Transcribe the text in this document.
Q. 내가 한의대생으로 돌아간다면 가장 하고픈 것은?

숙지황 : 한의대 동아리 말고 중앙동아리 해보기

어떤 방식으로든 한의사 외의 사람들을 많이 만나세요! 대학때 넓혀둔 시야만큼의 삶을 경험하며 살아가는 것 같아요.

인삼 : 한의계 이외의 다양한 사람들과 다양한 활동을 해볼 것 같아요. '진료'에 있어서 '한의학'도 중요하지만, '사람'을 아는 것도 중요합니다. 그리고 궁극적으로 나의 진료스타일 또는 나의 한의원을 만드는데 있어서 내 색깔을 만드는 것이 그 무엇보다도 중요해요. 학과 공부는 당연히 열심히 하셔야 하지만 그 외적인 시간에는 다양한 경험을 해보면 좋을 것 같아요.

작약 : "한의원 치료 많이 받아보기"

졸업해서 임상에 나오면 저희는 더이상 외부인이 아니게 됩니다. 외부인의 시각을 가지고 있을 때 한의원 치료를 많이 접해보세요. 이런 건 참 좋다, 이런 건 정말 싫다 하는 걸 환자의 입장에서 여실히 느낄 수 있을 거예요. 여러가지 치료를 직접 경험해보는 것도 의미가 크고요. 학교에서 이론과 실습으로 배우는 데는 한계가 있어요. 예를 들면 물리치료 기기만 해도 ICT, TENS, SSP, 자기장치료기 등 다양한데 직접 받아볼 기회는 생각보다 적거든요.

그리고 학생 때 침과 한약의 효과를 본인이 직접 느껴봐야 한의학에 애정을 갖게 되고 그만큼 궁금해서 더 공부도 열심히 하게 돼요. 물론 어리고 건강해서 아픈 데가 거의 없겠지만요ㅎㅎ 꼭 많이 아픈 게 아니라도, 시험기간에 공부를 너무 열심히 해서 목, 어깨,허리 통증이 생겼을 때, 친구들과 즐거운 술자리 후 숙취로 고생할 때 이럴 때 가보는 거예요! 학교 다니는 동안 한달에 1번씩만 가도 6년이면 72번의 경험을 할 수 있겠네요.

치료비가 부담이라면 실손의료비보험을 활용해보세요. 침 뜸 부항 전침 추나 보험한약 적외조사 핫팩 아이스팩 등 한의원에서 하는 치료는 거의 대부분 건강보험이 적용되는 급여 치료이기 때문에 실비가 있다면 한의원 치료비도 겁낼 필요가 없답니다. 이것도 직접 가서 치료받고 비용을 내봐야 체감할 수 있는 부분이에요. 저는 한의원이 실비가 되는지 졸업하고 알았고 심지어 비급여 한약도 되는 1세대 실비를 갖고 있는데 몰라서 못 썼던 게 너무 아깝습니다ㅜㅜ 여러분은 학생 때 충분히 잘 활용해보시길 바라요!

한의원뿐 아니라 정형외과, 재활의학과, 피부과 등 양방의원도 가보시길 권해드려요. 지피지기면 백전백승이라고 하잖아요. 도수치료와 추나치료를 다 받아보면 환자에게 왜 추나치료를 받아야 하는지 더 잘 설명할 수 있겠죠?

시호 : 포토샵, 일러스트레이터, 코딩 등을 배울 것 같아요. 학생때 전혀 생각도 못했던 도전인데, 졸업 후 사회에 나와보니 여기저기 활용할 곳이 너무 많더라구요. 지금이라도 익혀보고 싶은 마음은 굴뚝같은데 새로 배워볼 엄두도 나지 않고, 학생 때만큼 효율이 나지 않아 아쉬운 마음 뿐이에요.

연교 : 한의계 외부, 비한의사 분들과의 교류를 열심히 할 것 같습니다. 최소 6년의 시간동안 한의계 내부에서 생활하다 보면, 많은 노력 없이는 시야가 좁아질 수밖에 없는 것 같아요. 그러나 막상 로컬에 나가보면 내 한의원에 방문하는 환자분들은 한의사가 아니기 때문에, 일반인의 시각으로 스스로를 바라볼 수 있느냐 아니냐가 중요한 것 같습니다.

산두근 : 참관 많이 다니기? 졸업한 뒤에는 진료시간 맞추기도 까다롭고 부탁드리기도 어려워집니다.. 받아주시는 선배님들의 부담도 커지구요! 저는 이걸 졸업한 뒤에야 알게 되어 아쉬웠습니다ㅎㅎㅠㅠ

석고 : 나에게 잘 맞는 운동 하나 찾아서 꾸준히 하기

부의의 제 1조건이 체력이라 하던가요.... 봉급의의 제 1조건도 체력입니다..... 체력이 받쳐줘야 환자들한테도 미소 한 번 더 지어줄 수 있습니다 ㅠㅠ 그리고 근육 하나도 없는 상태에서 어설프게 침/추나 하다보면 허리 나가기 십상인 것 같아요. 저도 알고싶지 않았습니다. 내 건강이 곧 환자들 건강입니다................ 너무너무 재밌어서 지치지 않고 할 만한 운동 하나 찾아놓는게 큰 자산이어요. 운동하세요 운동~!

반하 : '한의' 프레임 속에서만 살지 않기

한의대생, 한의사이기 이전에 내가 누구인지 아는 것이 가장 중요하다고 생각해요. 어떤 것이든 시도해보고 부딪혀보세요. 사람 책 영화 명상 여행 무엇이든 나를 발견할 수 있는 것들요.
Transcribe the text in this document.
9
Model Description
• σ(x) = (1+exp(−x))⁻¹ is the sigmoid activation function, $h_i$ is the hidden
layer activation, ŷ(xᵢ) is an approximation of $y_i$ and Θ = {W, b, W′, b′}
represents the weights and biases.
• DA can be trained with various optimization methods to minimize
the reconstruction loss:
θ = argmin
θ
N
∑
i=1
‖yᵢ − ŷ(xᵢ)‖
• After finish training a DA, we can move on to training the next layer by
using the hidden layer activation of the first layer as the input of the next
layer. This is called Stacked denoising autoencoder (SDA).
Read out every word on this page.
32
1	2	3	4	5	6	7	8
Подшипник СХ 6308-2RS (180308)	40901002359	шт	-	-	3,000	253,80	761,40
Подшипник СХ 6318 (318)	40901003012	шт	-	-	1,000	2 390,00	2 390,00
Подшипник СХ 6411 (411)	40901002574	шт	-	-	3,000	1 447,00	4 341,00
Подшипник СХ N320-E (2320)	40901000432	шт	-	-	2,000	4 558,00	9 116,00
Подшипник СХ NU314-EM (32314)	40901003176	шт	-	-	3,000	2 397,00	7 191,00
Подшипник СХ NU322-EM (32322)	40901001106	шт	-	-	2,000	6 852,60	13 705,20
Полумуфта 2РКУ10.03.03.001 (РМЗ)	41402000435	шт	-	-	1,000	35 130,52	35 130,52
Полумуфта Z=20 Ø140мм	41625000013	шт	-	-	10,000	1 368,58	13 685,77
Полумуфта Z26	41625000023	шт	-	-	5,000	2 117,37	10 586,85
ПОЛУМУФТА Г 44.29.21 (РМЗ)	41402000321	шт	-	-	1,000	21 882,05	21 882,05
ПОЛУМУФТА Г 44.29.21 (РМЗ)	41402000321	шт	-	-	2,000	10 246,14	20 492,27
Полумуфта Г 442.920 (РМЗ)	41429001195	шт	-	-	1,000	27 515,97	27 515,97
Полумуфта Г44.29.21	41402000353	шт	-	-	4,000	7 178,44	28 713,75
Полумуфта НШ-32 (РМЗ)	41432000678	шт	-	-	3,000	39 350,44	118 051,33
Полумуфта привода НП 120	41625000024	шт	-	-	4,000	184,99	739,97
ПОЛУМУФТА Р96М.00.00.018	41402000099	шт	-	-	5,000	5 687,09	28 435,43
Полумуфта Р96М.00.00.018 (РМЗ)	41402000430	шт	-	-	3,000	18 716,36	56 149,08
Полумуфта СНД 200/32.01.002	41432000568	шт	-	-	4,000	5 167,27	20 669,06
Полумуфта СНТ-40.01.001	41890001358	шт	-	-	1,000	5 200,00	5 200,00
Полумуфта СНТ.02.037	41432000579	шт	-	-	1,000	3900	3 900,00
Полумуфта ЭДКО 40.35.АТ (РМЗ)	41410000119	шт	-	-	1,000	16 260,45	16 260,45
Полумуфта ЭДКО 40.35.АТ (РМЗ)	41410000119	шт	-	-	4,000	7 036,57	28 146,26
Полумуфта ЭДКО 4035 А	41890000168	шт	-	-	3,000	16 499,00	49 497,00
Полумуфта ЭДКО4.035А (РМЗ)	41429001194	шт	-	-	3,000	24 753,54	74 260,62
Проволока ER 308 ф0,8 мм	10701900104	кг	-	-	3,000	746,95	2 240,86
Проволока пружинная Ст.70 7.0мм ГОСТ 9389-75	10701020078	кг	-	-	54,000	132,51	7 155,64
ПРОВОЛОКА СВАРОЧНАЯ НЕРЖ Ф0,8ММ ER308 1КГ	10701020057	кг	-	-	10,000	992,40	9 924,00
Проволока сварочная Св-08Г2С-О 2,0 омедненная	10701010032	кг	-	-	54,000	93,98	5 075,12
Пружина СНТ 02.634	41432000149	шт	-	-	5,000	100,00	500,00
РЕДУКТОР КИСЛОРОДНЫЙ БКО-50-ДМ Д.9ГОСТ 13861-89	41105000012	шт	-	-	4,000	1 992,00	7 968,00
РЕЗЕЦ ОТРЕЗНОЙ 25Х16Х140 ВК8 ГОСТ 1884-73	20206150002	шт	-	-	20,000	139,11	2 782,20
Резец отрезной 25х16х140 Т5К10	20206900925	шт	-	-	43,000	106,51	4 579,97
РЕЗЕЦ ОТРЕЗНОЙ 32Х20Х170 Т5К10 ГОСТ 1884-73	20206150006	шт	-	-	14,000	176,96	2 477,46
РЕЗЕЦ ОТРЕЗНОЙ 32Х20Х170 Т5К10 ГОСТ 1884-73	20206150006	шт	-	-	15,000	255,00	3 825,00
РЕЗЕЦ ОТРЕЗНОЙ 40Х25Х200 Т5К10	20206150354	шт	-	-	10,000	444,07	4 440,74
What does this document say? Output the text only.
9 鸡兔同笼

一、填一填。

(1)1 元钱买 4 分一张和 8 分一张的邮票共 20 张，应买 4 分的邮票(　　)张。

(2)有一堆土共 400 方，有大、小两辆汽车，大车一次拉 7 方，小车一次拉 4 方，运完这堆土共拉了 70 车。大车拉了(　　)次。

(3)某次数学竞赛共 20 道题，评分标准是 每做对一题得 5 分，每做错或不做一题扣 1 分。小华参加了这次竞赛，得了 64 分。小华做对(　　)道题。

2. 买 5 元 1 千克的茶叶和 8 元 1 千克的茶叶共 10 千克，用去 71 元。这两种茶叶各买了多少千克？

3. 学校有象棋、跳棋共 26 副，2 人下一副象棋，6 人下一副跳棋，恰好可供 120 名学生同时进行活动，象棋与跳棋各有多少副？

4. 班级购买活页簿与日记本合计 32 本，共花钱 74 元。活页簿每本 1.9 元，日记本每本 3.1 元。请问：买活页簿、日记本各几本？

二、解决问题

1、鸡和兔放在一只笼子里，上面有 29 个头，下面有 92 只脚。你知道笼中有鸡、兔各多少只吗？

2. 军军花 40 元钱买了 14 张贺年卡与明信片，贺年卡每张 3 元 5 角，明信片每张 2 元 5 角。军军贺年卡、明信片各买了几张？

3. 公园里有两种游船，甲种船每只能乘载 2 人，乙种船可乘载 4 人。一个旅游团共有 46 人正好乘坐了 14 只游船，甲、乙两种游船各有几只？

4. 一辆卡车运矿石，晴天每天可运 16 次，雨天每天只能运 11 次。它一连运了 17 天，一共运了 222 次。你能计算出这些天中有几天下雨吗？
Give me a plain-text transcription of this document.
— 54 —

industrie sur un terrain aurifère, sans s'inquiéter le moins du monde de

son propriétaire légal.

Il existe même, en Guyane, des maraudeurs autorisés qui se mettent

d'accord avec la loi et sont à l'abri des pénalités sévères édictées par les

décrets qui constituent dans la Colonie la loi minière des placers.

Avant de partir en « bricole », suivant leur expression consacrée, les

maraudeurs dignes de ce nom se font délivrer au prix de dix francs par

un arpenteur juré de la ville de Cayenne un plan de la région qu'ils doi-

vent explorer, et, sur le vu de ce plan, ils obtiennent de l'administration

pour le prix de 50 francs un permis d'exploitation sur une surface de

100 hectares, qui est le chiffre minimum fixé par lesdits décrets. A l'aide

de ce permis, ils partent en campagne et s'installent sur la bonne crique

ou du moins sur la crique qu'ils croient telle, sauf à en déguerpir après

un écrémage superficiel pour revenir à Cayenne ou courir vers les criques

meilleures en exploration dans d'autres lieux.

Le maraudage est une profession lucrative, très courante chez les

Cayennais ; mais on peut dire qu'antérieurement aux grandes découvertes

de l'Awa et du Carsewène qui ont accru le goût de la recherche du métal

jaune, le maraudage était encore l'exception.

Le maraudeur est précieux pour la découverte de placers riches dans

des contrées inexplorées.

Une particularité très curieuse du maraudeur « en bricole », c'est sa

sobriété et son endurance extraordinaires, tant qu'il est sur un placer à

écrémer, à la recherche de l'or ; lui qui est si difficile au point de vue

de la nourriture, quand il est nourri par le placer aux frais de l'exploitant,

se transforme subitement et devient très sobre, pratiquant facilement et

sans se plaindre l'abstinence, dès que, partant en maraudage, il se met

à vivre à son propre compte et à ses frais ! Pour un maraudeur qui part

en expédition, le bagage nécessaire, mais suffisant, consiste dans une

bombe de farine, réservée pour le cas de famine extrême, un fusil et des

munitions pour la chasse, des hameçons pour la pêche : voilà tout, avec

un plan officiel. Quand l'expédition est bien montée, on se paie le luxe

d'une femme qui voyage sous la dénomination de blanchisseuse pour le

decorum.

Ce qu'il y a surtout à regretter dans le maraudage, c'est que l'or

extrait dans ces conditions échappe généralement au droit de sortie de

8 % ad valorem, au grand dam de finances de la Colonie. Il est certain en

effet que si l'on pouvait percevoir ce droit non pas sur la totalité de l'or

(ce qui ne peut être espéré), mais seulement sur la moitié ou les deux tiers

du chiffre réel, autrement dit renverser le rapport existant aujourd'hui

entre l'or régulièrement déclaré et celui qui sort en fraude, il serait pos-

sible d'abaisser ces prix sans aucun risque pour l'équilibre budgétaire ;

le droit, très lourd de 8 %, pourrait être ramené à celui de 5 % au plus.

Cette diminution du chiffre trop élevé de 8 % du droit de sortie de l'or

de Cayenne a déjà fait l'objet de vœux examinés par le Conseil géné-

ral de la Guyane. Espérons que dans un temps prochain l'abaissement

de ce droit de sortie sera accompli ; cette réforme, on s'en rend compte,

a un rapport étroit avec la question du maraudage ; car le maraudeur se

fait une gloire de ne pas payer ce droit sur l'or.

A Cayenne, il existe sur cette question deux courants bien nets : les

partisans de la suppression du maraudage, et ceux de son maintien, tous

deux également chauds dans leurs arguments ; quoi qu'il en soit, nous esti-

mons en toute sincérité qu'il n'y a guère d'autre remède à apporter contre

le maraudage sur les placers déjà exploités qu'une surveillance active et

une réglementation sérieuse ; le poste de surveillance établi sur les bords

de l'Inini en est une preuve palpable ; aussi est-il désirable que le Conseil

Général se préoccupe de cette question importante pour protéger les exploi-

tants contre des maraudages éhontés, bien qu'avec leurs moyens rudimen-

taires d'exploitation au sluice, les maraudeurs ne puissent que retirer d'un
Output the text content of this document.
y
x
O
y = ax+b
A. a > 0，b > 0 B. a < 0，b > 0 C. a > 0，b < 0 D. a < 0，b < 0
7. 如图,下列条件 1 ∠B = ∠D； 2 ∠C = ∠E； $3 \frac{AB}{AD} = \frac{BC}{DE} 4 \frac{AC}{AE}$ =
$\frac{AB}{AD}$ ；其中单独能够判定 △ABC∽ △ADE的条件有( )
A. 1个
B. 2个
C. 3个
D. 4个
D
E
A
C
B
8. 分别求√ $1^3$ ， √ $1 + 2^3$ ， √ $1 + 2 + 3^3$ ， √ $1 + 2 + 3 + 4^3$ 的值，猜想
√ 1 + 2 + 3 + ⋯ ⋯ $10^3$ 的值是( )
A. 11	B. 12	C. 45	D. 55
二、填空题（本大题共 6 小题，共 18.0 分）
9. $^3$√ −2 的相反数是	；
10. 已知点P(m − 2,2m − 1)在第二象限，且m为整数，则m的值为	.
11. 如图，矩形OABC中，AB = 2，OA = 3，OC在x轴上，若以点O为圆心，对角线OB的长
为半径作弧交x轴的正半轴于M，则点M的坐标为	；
- - - - -
The answer is a single number, the count of lines in the records that contain the string "moins".

Task solution: 2